• EXERCISE: Determine which lines of the records include the word "COVID", and copy them.

• WORKING DATA:
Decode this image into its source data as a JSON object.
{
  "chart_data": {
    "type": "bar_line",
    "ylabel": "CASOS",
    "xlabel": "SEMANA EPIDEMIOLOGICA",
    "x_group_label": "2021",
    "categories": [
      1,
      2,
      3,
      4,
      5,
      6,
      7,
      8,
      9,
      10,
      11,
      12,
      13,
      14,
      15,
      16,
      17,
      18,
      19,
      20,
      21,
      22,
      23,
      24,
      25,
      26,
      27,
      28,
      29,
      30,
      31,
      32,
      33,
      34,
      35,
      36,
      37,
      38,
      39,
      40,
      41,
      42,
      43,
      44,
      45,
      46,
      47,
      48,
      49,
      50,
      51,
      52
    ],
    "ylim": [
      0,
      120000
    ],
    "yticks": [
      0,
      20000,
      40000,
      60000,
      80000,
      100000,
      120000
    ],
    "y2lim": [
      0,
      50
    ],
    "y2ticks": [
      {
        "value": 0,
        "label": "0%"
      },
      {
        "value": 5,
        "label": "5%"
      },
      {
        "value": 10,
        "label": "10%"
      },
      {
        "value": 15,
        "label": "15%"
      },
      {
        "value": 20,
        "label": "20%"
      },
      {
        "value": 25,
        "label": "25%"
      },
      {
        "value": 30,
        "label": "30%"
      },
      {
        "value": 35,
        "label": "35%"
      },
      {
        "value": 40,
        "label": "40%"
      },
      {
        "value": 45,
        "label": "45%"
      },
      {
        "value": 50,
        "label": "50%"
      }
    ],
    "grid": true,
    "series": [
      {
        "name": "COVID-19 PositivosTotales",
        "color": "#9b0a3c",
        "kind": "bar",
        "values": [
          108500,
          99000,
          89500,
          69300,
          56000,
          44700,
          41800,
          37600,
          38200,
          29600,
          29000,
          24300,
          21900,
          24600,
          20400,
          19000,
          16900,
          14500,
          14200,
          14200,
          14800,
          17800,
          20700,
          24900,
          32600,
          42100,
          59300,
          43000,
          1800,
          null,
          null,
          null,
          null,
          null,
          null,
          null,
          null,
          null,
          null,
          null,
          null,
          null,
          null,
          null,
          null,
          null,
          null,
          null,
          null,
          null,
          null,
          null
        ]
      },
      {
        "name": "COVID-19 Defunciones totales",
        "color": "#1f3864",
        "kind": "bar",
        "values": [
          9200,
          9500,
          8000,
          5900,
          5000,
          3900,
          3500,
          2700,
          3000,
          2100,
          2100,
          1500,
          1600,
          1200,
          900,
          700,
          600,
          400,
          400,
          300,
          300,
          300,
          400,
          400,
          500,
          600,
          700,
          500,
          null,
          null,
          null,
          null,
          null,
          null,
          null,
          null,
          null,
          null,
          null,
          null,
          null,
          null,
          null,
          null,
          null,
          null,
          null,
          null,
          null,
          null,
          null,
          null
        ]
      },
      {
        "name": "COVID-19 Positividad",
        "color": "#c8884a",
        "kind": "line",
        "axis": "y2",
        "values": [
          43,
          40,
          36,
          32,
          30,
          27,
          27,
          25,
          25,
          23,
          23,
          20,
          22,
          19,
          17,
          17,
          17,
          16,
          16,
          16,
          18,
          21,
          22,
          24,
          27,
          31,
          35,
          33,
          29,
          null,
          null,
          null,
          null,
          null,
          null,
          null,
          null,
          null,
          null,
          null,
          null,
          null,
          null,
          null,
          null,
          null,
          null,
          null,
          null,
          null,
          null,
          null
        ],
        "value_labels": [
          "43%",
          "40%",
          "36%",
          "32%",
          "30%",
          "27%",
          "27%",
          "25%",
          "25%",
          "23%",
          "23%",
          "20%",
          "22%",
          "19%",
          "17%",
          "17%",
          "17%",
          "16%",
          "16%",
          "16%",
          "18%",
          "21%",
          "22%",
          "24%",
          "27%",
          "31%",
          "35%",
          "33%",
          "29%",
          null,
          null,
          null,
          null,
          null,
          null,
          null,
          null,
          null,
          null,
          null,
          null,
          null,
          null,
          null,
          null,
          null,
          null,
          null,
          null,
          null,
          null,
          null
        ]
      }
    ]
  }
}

• COMPLETED EXERCISE:
        "name": "COVID-19 PositivosTotales",
        "name": "COVID-19 Defunciones totales",
        "name": "COVID-19 Positividad",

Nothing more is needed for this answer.